Reproduce the full listing below word for word, omitting the pictures from your answer.

[Records of where the elements appear]
· · ·

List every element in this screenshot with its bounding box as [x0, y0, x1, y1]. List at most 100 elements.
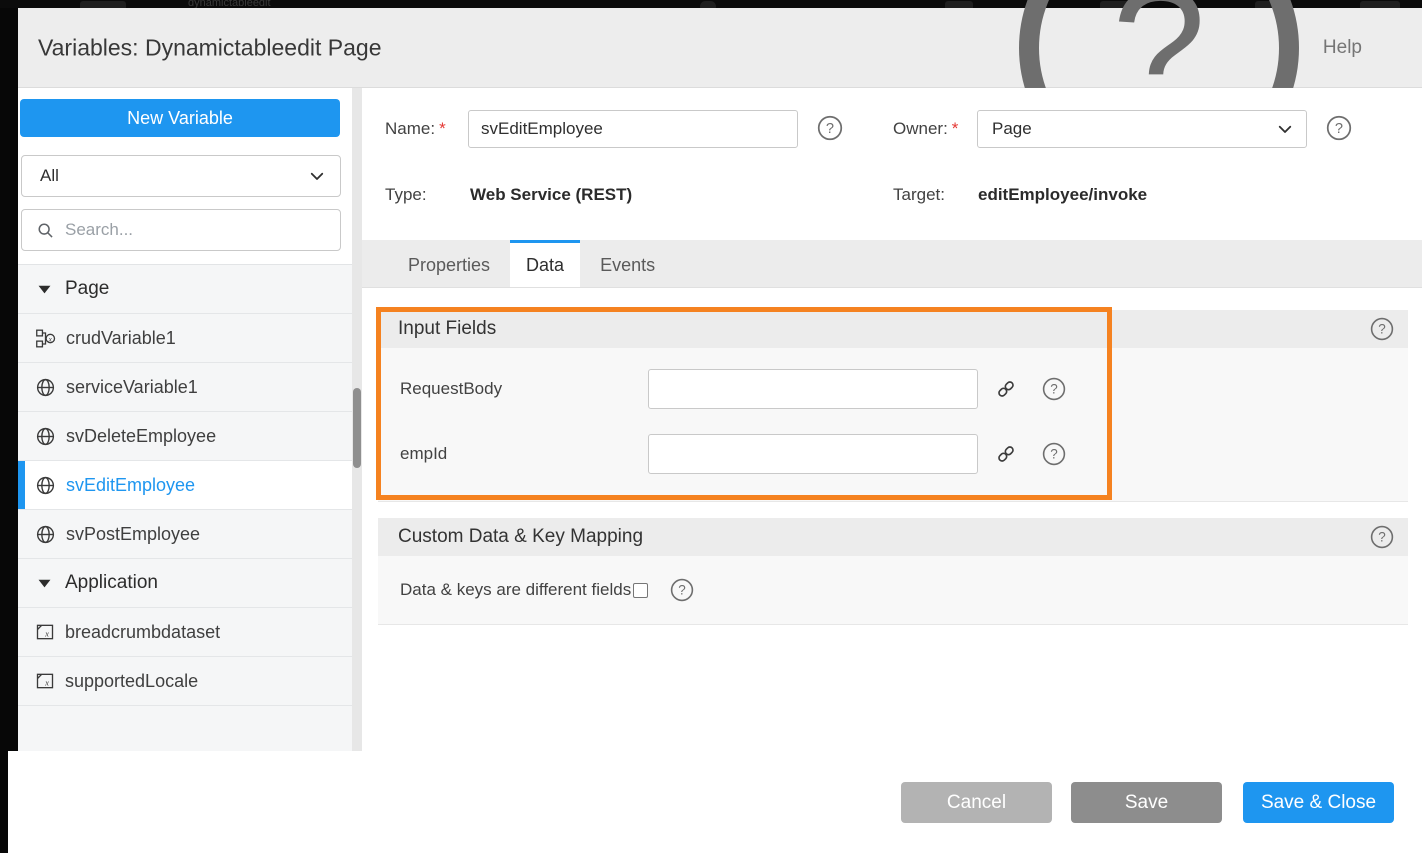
input-field-label: empId — [400, 444, 648, 464]
input-fields-section: Input Fields ? RequestBody?empId? — [378, 310, 1408, 502]
web-service-variable-icon — [35, 524, 56, 545]
triangle-down-icon — [38, 578, 51, 589]
dialog-header: Variables: Dynamictableedit Page ? Help — [18, 8, 1422, 88]
filter-selected-value: All — [40, 166, 308, 186]
crud-variable-icon: x — [35, 328, 56, 349]
custom-mapping-title: Custom Data & Key Mapping — [398, 526, 643, 548]
background-fragment — [80, 1, 126, 8]
svg-text:?: ? — [1378, 530, 1386, 545]
new-variable-button[interactable]: New Variable — [20, 99, 340, 137]
sidebar-scrollbar[interactable] — [352, 88, 362, 751]
search-icon — [36, 221, 55, 240]
svg-text:x: x — [44, 677, 49, 687]
save-button[interactable]: Save — [1071, 782, 1222, 823]
input-field-value-RequestBody[interactable] — [648, 369, 978, 409]
background-fragment — [945, 1, 973, 8]
svg-text:?: ? — [1378, 322, 1386, 337]
bind-link-icon[interactable] — [994, 377, 1018, 401]
group-label: Application — [65, 572, 158, 594]
scrollbar-thumb[interactable] — [353, 388, 361, 468]
dialog-body: New Variable All Page x crudVariable1 servi… — [18, 88, 1422, 751]
variable-item-svPostEmployee[interactable]: svPostEmployee — [18, 510, 352, 559]
triangle-down-icon — [38, 284, 51, 295]
svg-text:?: ? — [1050, 446, 1058, 461]
different-fields-checkbox[interactable] — [633, 583, 648, 598]
input-field-label: RequestBody — [400, 379, 648, 399]
tab-events[interactable]: Events — [584, 240, 671, 287]
custom-mapping-section: Custom Data & Key Mapping ? Data & keys … — [378, 518, 1408, 625]
variable-item-svDeleteEmployee[interactable]: svDeleteEmployee — [18, 412, 352, 461]
different-fields-help-icon[interactable]: ? — [670, 578, 694, 602]
name-input[interactable] — [468, 110, 798, 148]
chevron-down-icon — [308, 167, 326, 185]
variable-item-serviceVariable1[interactable]: serviceVariable1 — [18, 363, 352, 412]
input-fields-title: Input Fields — [398, 318, 496, 340]
tab-bar: PropertiesDataEvents — [362, 240, 1422, 288]
model-variable-icon: x — [35, 622, 55, 642]
variable-search — [21, 209, 341, 251]
variable-detail-panel: Name:* ? Owner:* Page ? Type: Web Servic… — [362, 88, 1422, 751]
svg-text:?: ? — [678, 583, 686, 598]
variable-item-label: svPostEmployee — [66, 524, 200, 545]
input-field-row-RequestBody: RequestBody? — [378, 356, 1408, 421]
target-value: editEmployee/invoke — [978, 185, 1147, 205]
variable-item-supportedLocale[interactable]: x supportedLocale — [18, 657, 352, 706]
variable-item-svEditEmployee[interactable]: svEditEmployee — [18, 461, 352, 510]
help-label: Help — [1323, 37, 1362, 59]
bind-link-icon[interactable] — [994, 442, 1018, 466]
cancel-button[interactable]: Cancel — [901, 782, 1052, 823]
svg-text:?: ? — [1050, 381, 1058, 396]
tab-data[interactable]: Data — [510, 240, 580, 287]
variable-item-label: breadcrumbdataset — [65, 622, 220, 643]
variable-item-label: crudVariable1 — [66, 328, 176, 349]
web-service-variable-icon — [35, 377, 56, 398]
target-label: Target: — [893, 185, 945, 205]
svg-text:x: x — [48, 334, 53, 343]
variable-item-breadcrumbdataset[interactable]: x breadcrumbdataset — [18, 608, 352, 657]
input-field-value-empId[interactable] — [648, 434, 978, 474]
custom-mapping-header: Custom Data & Key Mapping ? — [378, 518, 1408, 556]
group-header-page[interactable]: Page — [18, 265, 352, 314]
type-label: Type: — [385, 185, 427, 205]
variable-item-label: serviceVariable1 — [66, 377, 198, 398]
variable-item-label: supportedLocale — [65, 671, 198, 692]
custom-mapping-body: Data & keys are different fields ? — [378, 556, 1408, 625]
field-help-icon[interactable]: ? — [1042, 442, 1066, 466]
group-label: Page — [65, 278, 109, 300]
model-variable-icon: x — [35, 671, 55, 691]
input-fields-body: RequestBody?empId? — [378, 348, 1408, 502]
save-and-close-button[interactable]: Save & Close — [1243, 782, 1394, 823]
custom-mapping-help-icon[interactable]: ? — [1370, 525, 1394, 549]
svg-text:?: ? — [1335, 121, 1343, 137]
background-clipped-text: dynamictableedit — [188, 0, 271, 8]
different-fields-label: Data & keys are different fields — [400, 580, 631, 600]
input-fields-header: Input Fields ? — [378, 310, 1408, 348]
background-fragment — [700, 1, 716, 8]
group-header-application[interactable]: Application — [18, 559, 352, 608]
variables-sidebar: New Variable All Page x crudVariable1 servi… — [18, 88, 352, 751]
name-label: Name:* — [385, 119, 446, 139]
dialog-footer: Cancel Save Save & Close — [8, 751, 1422, 853]
required-marker: * — [952, 119, 959, 138]
variable-filter-select[interactable]: All — [21, 155, 341, 197]
screen: dynamictableedit Variables: Dynamictable… — [0, 0, 1422, 853]
input-fields-help-icon[interactable]: ? — [1370, 317, 1394, 341]
search-input[interactable] — [65, 220, 330, 240]
dialog-title: Variables: Dynamictableedit Page — [38, 34, 381, 61]
chevron-down-icon — [1276, 120, 1294, 138]
name-help-icon[interactable]: ? — [817, 115, 843, 141]
tab-properties[interactable]: Properties — [392, 240, 506, 287]
variable-item-crudVariable1[interactable]: x crudVariable1 — [18, 314, 352, 363]
svg-text:x: x — [44, 628, 49, 638]
field-help-icon[interactable]: ? — [1042, 377, 1066, 401]
web-service-variable-icon — [35, 426, 56, 447]
variable-item-label: svEditEmployee — [66, 475, 195, 496]
svg-text:?: ? — [826, 121, 834, 137]
required-marker: * — [439, 119, 446, 138]
owner-help-icon[interactable]: ? — [1326, 115, 1352, 141]
owner-select[interactable]: Page — [977, 110, 1307, 148]
type-value: Web Service (REST) — [470, 185, 632, 205]
variable-list: Page x crudVariable1 serviceVariable1 svDele… — [18, 264, 352, 751]
input-field-row-empId: empId? — [378, 421, 1408, 486]
variable-item-label: svDeleteEmployee — [66, 426, 216, 447]
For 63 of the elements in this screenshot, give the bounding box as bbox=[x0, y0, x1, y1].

· · ·

- _Output for this exercise_:
List every element in this screenshot with its bounding box as [x0, y0, x1, y1]. List at most 100 elements.
input-field-label: empId — [400, 444, 648, 464]
input-fields-section: Input Fields ? RequestBody?empId? — [378, 310, 1408, 502]
web-service-variable-icon — [35, 524, 56, 545]
triangle-down-icon — [38, 578, 51, 589]
dialog-header: Variables: Dynamictableedit Page ? Help — [18, 8, 1422, 88]
filter-selected-value: All — [40, 166, 308, 186]
crud-variable-icon: x — [35, 328, 56, 349]
custom-mapping-title: Custom Data & Key Mapping — [398, 526, 643, 548]
background-fragment — [80, 1, 126, 8]
svg-text:?: ? — [1378, 530, 1386, 545]
new-variable-button[interactable]: New Variable — [20, 99, 340, 137]
sidebar-scrollbar[interactable] — [352, 88, 362, 751]
search-icon — [36, 221, 55, 240]
svg-text:x: x — [44, 677, 49, 687]
save-button[interactable]: Save — [1071, 782, 1222, 823]
input-field-value-RequestBody[interactable] — [648, 369, 978, 409]
background-fragment — [945, 1, 973, 8]
svg-text:?: ? — [1378, 322, 1386, 337]
bind-link-icon[interactable] — [994, 377, 1018, 401]
group-label: Application — [65, 572, 158, 594]
scrollbar-thumb[interactable] — [353, 388, 361, 468]
dialog-body: New Variable All Page x crudVariable1 servi… — [18, 88, 1422, 751]
variable-item-svPostEmployee[interactable]: svPostEmployee — [18, 510, 352, 559]
triangle-down-icon — [38, 284, 51, 295]
svg-text:?: ? — [1050, 446, 1058, 461]
different-fields-checkbox[interactable] — [633, 583, 648, 598]
input-field-label: RequestBody — [400, 379, 648, 399]
tab-events[interactable]: Events — [584, 240, 671, 287]
custom-mapping-section: Custom Data & Key Mapping ? Data & keys … — [378, 518, 1408, 625]
variable-item-svDeleteEmployee[interactable]: svDeleteEmployee — [18, 412, 352, 461]
different-fields-help-icon[interactable]: ? — [670, 578, 694, 602]
name-input[interactable] — [468, 110, 798, 148]
chevron-down-icon — [308, 167, 326, 185]
variable-item-serviceVariable1[interactable]: serviceVariable1 — [18, 363, 352, 412]
input-fields-title: Input Fields — [398, 318, 496, 340]
tab-bar: PropertiesDataEvents — [362, 240, 1422, 288]
model-variable-icon: x — [35, 622, 55, 642]
variable-search — [21, 209, 341, 251]
variable-detail-panel: Name:* ? Owner:* Page ? Type: Web Servic… — [362, 88, 1422, 751]
svg-text:?: ? — [678, 583, 686, 598]
variable-item-label: svPostEmployee — [66, 524, 200, 545]
input-field-row-RequestBody: RequestBody? — [378, 356, 1408, 421]
target-value: editEmployee/invoke — [978, 185, 1147, 205]
variable-item-supportedLocale[interactable]: x supportedLocale — [18, 657, 352, 706]
variable-item-svEditEmployee[interactable]: svEditEmployee — [18, 461, 352, 510]
help-label: Help — [1323, 37, 1362, 59]
bind-link-icon[interactable] — [994, 442, 1018, 466]
cancel-button[interactable]: Cancel — [901, 782, 1052, 823]
svg-text:?: ? — [1050, 381, 1058, 396]
tab-data[interactable]: Data — [510, 240, 580, 287]
variable-item-label: breadcrumbdataset — [65, 622, 220, 643]
variable-item-label: crudVariable1 — [66, 328, 176, 349]
web-service-variable-icon — [35, 377, 56, 398]
target-label: Target: — [893, 185, 945, 205]
svg-text:x: x — [48, 334, 53, 343]
variable-item-breadcrumbdataset[interactable]: x breadcrumbdataset — [18, 608, 352, 657]
input-field-value-empId[interactable] — [648, 434, 978, 474]
custom-mapping-header: Custom Data & Key Mapping ? — [378, 518, 1408, 556]
group-header-page[interactable]: Page — [18, 265, 352, 314]
type-label: Type: — [385, 185, 427, 205]
variable-item-label: serviceVariable1 — [66, 377, 198, 398]
variable-item-label: supportedLocale — [65, 671, 198, 692]
custom-mapping-body: Data & keys are different fields ? — [378, 556, 1408, 625]
field-help-icon[interactable]: ? — [1042, 442, 1066, 466]
group-label: Page — [65, 278, 109, 300]
model-variable-icon: x — [35, 671, 55, 691]
input-fields-body: RequestBody?empId? — [378, 348, 1408, 502]
save-and-close-button[interactable]: Save & Close — [1243, 782, 1394, 823]
custom-mapping-help-icon[interactable]: ? — [1370, 525, 1394, 549]
svg-text:?: ? — [1335, 121, 1343, 137]
background-clipped-text: dynamictableedit — [188, 0, 271, 8]
different-fields-label: Data & keys are different fields — [400, 580, 631, 600]
input-fields-header: Input Fields ? — [378, 310, 1408, 348]
background-fragment — [700, 1, 716, 8]
group-header-application[interactable]: Application — [18, 559, 352, 608]
variables-sidebar: New Variable All Page x crudVariable1 servi… — [18, 88, 352, 751]
name-label: Name:* — [385, 119, 446, 139]
dialog-footer: Cancel Save Save & Close — [8, 751, 1422, 853]
required-marker: * — [952, 119, 959, 138]
variable-filter-select[interactable]: All — [21, 155, 341, 197]
screen: dynamictableedit Variables: Dynamictable… — [0, 0, 1422, 853]
input-fields-help-icon[interactable]: ? — [1370, 317, 1394, 341]
search-input[interactable] — [65, 220, 330, 240]
dialog-title: Variables: Dynamictableedit Page — [38, 34, 381, 61]
chevron-down-icon — [1276, 120, 1294, 138]
name-help-icon[interactable]: ? — [817, 115, 843, 141]
tab-properties[interactable]: Properties — [392, 240, 506, 287]
variable-item-crudVariable1[interactable]: x crudVariable1 — [18, 314, 352, 363]
svg-text:x: x — [44, 628, 49, 638]
field-help-icon[interactable]: ? — [1042, 377, 1066, 401]
web-service-variable-icon — [35, 426, 56, 447]
variable-item-label: svEditEmployee — [66, 475, 195, 496]
svg-text:?: ? — [826, 121, 834, 137]
required-marker: * — [439, 119, 446, 138]
owner-help-icon[interactable]: ? — [1326, 115, 1352, 141]
owner-select[interactable]: Page — [977, 110, 1307, 148]
type-value: Web Service (REST) — [470, 185, 632, 205]
variable-list: Page x crudVariable1 serviceVariable1 svDele… — [18, 264, 352, 751]
input-field-row-empId: empId? — [378, 421, 1408, 486]
variable-item-label: svDeleteEmployee — [66, 426, 216, 447]
For 63 of the elements in this screenshot, give the bounding box as bbox=[x0, y0, x1, y1].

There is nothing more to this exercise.